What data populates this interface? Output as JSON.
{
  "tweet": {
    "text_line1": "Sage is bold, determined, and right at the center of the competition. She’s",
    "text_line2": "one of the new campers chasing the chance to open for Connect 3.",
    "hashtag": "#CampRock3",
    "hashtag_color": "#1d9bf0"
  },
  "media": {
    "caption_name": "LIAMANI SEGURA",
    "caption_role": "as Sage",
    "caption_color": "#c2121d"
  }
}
****************************************
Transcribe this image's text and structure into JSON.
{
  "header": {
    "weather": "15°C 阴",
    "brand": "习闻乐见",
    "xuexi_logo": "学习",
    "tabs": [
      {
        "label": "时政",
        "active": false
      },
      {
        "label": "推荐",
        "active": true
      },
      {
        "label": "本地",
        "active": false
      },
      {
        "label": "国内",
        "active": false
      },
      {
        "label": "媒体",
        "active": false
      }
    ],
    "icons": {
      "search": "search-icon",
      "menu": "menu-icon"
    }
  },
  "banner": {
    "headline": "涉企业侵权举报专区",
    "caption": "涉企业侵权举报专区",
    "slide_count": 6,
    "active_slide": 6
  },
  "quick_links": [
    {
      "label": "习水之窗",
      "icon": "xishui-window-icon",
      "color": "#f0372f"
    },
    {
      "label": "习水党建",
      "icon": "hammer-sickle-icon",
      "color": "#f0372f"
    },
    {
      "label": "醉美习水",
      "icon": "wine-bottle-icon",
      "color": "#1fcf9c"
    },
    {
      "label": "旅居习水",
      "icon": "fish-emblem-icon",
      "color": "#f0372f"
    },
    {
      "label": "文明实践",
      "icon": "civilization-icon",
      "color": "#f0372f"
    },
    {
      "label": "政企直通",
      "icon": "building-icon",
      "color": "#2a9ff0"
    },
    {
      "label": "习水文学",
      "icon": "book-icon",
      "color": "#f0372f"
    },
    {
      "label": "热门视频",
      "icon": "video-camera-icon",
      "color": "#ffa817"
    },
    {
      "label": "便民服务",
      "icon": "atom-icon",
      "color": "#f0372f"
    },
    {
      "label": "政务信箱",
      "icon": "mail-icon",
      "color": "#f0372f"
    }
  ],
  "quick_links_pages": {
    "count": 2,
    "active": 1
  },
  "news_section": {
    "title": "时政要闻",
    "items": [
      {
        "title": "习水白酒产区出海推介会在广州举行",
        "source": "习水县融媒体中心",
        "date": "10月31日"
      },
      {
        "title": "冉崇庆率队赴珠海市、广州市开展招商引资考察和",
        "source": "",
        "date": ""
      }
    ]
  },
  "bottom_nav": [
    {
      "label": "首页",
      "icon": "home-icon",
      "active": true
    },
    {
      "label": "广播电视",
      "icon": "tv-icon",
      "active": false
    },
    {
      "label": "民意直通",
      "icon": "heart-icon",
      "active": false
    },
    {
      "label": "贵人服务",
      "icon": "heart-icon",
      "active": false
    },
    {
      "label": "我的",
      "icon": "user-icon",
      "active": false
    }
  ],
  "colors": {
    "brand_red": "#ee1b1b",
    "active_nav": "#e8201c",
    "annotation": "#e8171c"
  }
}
****************************************
Task statement
Go through the entries above and pull out each line with "this" in it.

In response
What data populates this interface? Output as JSON.
Transcribe this image's text and structure into JSON.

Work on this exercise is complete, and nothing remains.